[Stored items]
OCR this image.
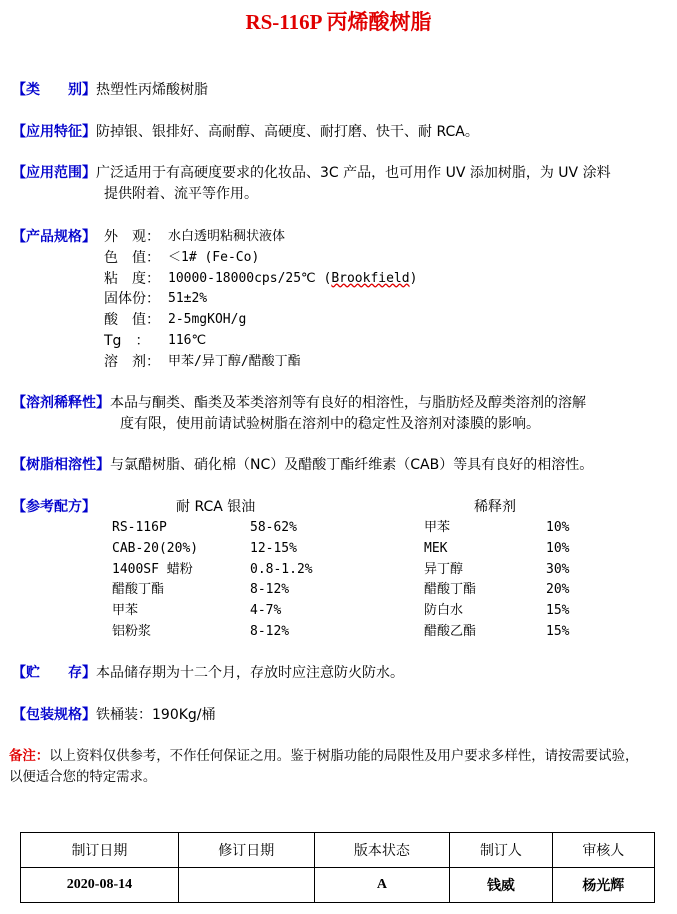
RS-116P 丙烯酸树脂
【类　　别】热塑性丙烯酸树脂
【应用特征】防掉银、银排好、高耐醇、高硬度、耐打磨、快干、耐 RCA。
【应用范围】广泛适用于有高硬度要求的化妆品、3C 产品，也可用作 UV 添加树脂，为 UV 涂料
提供附着、流平等作用。
【产品规格】 外　观： 水白透明粘稠状液体
色　值： ＜1# (Fe-Co)
粘　度： 10000-18000cps/25℃ (Brookfield)
固体份： 51±2%
酸　值： 2-5mgKOH/g
Tg　：	116℃
溶　剂： 甲苯/异丁醇/醋酸丁酯
【溶剂稀释性】本品与酮类、酯类及苯类溶剂等有良好的相溶性，与脂肪烃及醇类溶剂的溶解
度有限，使用前请试验树脂在溶剂中的稳定性及溶剂对漆膜的影响。
【树脂相溶性】与氯醋树脂、硝化棉（NC）及醋酸丁酯纤维素（CAB）等具有良好的相溶性。
【参考配方】	耐 RCA 银油	稀释剂
RS-116P	58-62%
CAB-20(20%)	12-15%
1400SF 蜡粉	0.8-1.2%
醋酸丁酯	8-12%
甲苯	4-7%
铝粉浆	8-12%
甲苯	10%
MEK	10%
异丁醇	30%
醋酸丁酯	20%
防白水	15%
醋酸乙酯	15%
【贮　　存】本品储存期为十二个月，存放时应注意防火防水。
【包装规格】铁桶装：190Kg/桶
备注：以上资料仅供参考，不作任何保证之用。鉴于树脂功能的局限性及用户要求多样性，请按需要试验，
以便适合您的特定需求。
制订日期	修订日期	版本状态	制订人	审核人
2020-08-14		A	钱威	杨光辉
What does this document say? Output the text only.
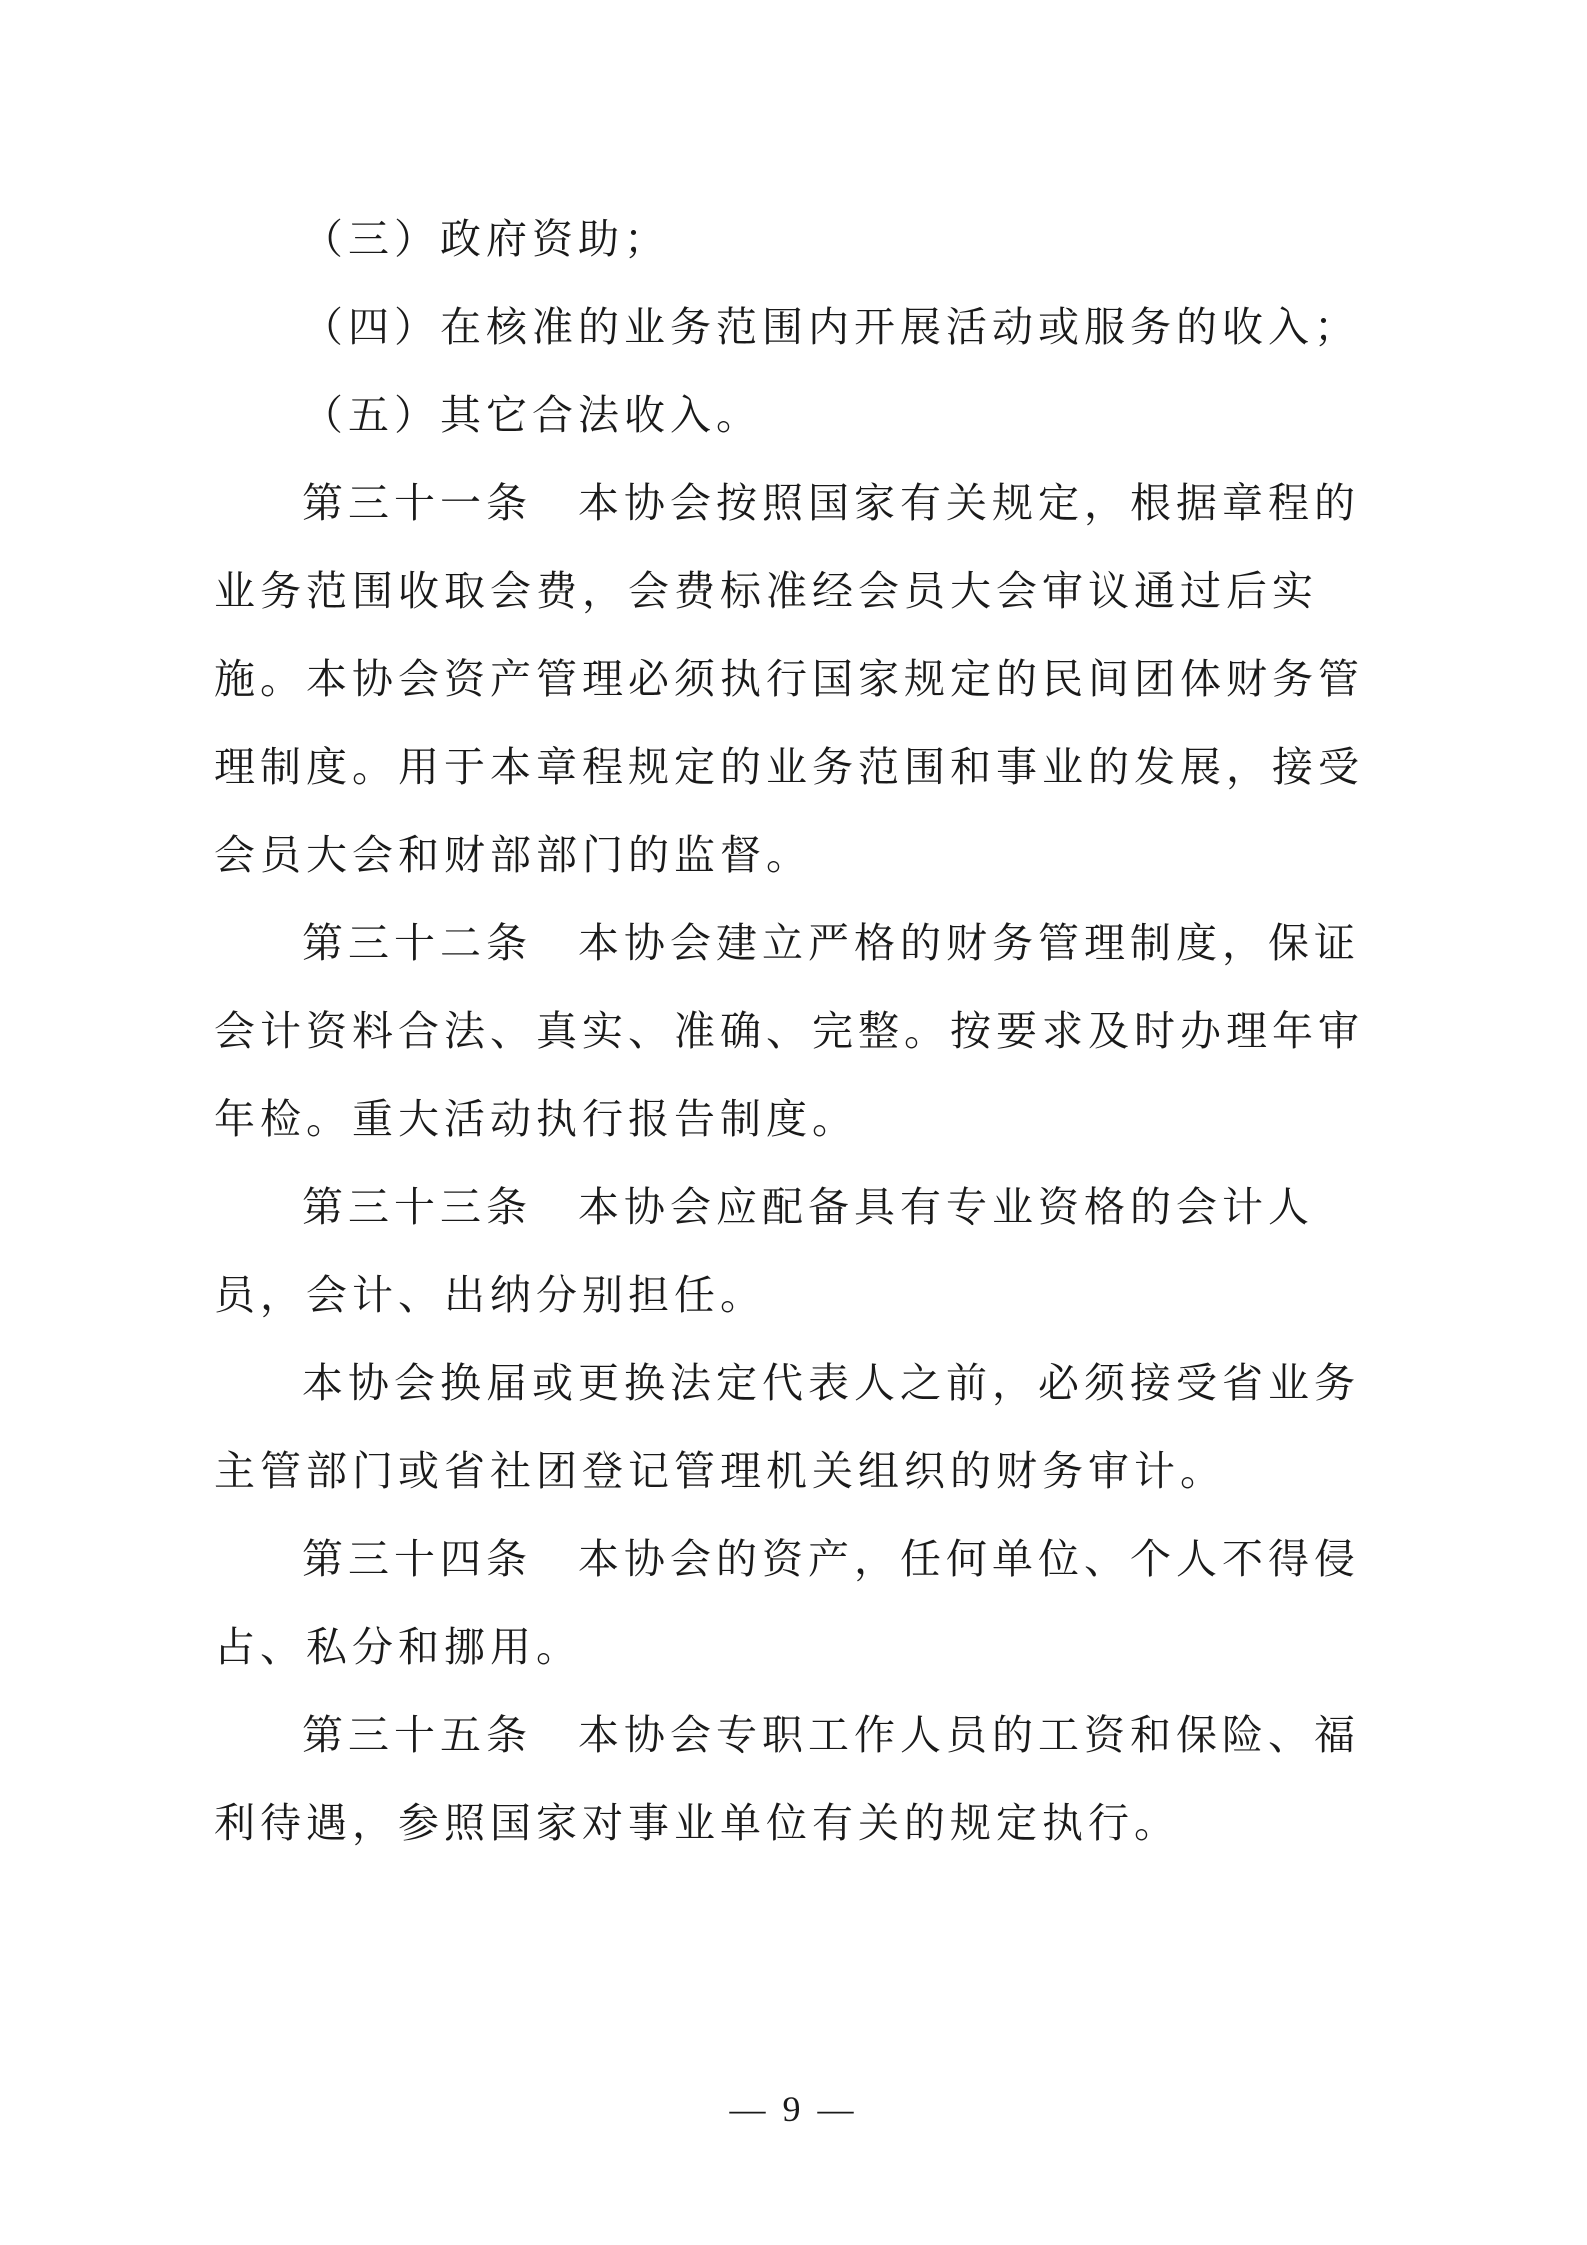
（三）政府资助；

（四）在核准的业务范围内开展活动或服务的收入；

（五）其它合法收入。

第三十一条　本协会按照国家有关规定，根据章程的业务范围收取会费，会费标准经会员大会审议通过后实施。本协会资产管理必须执行国家规定的民间团体财务管理制度。用于本章程规定的业务范围和事业的发展，接受会员大会和财部部门的监督。

第三十二条　本协会建立严格的财务管理制度，保证会计资料合法、真实、准确、完整。按要求及时办理年审年检。重大活动执行报告制度。

第三十三条　本协会应配备具有专业资格的会计人员，会计、出纳分别担任。

本协会换届或更换法定代表人之前，必须接受省业务主管部门或省社团登记管理机关组织的财务审计。

第三十四条　本协会的资产，任何单位、个人不得侵占、私分和挪用。

第三十五条　本协会专职工作人员的工资和保险、福利待遇，参照国家对事业单位有关的规定执行。

— 9 —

### Task objective
Go through the records above, find every line with the word "this", and list those lines.

### Exercise result
OCR this image.
What does this document say? Output the text only.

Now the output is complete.